SET EXERCISE >>
Pull out each line of the records holding the string "right".

MATERIAL FOR THIS TASK >>
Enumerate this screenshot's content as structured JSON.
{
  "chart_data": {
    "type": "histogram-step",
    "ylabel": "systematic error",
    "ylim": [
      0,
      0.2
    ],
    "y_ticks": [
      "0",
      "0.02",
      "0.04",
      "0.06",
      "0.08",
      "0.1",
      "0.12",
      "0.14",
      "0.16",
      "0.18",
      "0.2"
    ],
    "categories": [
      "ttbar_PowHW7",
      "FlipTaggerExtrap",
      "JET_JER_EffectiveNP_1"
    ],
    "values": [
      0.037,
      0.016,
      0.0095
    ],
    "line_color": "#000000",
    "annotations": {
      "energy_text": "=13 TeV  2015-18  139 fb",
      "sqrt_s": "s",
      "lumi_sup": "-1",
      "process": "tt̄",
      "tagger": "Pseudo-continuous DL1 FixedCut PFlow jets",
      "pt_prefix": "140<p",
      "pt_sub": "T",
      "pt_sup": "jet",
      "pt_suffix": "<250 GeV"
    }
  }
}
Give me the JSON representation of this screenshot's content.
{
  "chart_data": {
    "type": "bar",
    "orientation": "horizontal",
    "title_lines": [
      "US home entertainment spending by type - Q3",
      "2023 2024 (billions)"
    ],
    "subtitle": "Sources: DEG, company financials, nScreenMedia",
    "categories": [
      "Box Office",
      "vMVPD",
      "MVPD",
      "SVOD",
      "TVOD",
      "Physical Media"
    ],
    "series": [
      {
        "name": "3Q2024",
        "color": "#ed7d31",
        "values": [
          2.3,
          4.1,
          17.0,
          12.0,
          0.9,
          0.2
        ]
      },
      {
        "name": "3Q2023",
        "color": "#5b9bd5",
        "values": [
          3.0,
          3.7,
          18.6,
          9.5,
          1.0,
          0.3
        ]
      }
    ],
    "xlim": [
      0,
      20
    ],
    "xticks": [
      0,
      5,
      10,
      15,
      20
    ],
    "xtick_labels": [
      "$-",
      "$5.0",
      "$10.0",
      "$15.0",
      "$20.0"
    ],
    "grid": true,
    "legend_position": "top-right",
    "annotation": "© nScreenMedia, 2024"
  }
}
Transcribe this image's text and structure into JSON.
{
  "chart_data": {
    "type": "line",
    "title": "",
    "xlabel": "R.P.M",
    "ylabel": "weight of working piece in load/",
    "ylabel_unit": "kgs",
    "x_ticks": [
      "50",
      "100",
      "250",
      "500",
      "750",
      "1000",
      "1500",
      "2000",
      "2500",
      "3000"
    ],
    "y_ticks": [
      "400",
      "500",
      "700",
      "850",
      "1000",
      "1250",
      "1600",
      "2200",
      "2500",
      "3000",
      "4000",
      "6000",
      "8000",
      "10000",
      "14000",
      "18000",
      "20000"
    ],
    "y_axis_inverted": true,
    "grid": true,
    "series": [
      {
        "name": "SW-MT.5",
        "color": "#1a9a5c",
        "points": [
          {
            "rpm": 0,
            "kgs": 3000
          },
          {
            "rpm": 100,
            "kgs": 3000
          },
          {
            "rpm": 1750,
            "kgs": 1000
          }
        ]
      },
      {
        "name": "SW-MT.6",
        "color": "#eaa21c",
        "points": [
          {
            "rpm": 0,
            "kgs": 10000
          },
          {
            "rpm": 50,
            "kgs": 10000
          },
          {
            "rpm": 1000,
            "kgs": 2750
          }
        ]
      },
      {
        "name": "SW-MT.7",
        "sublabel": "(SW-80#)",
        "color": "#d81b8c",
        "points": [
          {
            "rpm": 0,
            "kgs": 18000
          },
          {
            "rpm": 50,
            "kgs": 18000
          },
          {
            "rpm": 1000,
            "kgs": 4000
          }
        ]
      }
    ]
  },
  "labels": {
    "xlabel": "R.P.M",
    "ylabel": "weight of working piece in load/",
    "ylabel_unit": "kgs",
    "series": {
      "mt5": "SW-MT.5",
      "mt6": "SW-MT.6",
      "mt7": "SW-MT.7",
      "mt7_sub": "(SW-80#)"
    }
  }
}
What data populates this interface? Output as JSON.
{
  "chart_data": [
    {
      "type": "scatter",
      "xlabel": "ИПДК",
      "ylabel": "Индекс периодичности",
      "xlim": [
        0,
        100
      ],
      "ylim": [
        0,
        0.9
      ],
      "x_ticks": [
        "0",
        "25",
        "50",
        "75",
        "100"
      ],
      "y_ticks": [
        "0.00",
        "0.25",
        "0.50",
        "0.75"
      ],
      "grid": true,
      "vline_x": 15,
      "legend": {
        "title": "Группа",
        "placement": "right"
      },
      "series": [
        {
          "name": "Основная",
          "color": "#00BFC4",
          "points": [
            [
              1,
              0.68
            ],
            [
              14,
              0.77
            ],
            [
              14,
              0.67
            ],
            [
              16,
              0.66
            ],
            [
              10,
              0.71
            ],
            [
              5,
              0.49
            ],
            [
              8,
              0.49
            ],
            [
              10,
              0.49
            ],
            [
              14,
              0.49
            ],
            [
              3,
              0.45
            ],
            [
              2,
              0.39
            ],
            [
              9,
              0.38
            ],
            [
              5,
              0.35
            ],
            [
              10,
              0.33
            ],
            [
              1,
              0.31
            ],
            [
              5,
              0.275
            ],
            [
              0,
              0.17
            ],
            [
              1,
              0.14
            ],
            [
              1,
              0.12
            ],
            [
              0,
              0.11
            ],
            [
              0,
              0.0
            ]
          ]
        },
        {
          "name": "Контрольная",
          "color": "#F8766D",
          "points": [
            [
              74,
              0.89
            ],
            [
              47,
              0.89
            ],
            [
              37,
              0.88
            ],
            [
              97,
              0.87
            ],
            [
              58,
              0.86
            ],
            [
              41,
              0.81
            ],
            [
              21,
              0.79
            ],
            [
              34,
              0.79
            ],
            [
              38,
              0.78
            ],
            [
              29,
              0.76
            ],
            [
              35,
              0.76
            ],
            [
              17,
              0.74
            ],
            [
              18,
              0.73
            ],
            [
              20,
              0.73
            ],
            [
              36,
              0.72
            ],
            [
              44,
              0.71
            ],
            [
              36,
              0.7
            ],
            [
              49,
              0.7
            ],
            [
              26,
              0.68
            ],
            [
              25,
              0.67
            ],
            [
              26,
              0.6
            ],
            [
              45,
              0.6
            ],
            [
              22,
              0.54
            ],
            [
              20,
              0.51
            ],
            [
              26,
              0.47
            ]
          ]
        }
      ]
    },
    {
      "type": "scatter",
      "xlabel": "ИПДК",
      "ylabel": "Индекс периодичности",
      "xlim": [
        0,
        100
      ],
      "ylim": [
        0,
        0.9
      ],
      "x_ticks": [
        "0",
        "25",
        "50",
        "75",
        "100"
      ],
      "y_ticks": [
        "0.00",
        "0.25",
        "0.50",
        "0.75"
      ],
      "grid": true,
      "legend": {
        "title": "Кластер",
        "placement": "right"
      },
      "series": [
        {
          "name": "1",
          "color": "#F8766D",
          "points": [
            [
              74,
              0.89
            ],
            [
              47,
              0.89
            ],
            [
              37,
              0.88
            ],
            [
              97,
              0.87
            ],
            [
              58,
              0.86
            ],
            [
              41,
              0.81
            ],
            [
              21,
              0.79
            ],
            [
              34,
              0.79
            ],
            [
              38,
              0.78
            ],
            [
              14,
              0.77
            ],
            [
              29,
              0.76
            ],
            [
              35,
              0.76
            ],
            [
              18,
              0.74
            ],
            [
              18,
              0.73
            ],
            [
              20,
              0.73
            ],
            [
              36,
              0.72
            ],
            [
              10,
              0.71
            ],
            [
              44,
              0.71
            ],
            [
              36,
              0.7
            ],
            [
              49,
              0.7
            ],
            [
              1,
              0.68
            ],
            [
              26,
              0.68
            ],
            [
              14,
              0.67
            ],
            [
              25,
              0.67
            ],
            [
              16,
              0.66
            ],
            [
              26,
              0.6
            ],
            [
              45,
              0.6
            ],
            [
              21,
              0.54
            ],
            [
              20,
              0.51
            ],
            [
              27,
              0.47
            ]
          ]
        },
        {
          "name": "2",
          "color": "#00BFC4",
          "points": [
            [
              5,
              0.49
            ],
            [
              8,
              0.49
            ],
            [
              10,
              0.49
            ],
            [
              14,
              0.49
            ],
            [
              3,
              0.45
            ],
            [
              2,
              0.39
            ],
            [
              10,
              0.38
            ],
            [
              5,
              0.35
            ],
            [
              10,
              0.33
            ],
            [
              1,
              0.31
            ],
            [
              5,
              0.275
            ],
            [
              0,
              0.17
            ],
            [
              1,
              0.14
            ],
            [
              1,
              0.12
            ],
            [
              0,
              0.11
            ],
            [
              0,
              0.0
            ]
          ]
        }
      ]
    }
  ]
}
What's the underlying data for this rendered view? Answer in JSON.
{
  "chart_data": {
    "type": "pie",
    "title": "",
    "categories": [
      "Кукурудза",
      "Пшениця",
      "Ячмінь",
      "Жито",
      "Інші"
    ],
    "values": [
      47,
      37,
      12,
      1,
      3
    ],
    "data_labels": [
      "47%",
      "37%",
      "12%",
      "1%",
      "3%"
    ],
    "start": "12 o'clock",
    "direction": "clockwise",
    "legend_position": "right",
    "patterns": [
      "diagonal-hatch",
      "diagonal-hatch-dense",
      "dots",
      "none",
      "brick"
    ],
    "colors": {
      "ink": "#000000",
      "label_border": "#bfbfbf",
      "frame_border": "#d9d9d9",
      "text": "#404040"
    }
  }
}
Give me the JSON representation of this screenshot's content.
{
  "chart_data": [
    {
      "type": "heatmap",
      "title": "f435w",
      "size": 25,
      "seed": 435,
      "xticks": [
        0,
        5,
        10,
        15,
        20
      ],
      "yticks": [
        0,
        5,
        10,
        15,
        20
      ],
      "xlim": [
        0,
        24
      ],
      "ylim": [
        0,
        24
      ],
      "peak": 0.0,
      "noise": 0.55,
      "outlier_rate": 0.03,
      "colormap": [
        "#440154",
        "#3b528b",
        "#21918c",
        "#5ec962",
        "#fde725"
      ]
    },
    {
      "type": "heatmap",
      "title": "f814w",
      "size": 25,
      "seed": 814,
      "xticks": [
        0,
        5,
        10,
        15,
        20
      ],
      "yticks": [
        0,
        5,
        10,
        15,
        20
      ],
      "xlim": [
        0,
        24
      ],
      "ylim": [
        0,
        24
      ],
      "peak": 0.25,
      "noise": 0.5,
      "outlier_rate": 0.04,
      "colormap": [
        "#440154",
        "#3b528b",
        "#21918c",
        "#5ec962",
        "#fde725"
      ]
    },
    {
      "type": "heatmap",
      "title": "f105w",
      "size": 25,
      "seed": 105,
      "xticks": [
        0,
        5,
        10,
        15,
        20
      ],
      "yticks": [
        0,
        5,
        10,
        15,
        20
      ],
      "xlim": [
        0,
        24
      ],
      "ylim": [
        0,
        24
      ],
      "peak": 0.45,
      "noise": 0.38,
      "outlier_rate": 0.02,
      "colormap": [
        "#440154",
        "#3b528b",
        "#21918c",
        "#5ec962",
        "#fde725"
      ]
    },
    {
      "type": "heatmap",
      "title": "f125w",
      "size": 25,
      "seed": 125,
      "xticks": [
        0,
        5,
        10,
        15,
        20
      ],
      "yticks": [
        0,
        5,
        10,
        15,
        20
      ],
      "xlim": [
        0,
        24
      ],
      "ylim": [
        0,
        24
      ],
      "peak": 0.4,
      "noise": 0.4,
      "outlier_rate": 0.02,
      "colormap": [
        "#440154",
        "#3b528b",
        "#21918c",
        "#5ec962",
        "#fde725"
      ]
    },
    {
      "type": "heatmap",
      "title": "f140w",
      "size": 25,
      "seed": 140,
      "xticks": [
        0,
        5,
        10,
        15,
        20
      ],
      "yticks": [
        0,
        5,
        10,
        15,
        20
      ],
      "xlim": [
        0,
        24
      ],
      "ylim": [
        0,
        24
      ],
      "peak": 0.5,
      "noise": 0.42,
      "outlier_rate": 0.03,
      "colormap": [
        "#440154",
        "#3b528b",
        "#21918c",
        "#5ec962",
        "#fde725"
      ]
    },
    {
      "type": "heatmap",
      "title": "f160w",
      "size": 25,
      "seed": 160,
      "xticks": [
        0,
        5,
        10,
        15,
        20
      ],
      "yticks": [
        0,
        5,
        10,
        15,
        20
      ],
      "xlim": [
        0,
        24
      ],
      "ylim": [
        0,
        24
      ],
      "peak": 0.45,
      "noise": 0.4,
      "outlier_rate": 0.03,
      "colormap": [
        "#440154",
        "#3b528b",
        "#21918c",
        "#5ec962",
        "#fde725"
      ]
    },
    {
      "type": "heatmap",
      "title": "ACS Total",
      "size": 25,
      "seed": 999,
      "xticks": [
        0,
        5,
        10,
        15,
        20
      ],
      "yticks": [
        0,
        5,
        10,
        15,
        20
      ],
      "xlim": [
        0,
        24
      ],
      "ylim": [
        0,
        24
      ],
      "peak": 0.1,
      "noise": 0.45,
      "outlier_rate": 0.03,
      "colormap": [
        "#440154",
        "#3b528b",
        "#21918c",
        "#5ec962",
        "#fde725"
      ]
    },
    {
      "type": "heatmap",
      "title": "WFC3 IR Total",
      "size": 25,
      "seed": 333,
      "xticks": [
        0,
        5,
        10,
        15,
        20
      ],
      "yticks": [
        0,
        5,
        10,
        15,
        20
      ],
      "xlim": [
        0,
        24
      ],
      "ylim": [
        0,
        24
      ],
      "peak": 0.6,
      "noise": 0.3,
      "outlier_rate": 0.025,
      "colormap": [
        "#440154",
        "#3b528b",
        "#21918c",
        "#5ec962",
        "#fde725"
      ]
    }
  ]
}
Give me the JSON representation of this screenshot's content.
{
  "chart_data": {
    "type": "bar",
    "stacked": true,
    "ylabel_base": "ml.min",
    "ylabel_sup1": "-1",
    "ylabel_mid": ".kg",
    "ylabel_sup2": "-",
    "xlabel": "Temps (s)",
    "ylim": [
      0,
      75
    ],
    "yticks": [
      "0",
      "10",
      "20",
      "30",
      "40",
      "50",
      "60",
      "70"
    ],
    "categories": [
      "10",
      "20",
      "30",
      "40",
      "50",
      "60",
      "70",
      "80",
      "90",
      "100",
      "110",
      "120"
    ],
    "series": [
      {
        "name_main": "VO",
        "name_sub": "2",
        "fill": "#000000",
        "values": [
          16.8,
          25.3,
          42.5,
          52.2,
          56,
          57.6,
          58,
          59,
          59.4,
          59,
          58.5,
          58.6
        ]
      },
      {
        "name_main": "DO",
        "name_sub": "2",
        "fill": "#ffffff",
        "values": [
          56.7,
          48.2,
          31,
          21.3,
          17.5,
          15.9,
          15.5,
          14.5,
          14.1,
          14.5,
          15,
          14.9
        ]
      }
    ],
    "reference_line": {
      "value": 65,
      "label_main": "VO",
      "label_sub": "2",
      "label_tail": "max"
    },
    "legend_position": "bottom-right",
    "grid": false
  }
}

ANSWER IN FULL >>
    "legend_position": "top-right",
        "placement": "right"
        "placement": "right"
    "legend_position": "right",
    "legend_position": "bottom-right",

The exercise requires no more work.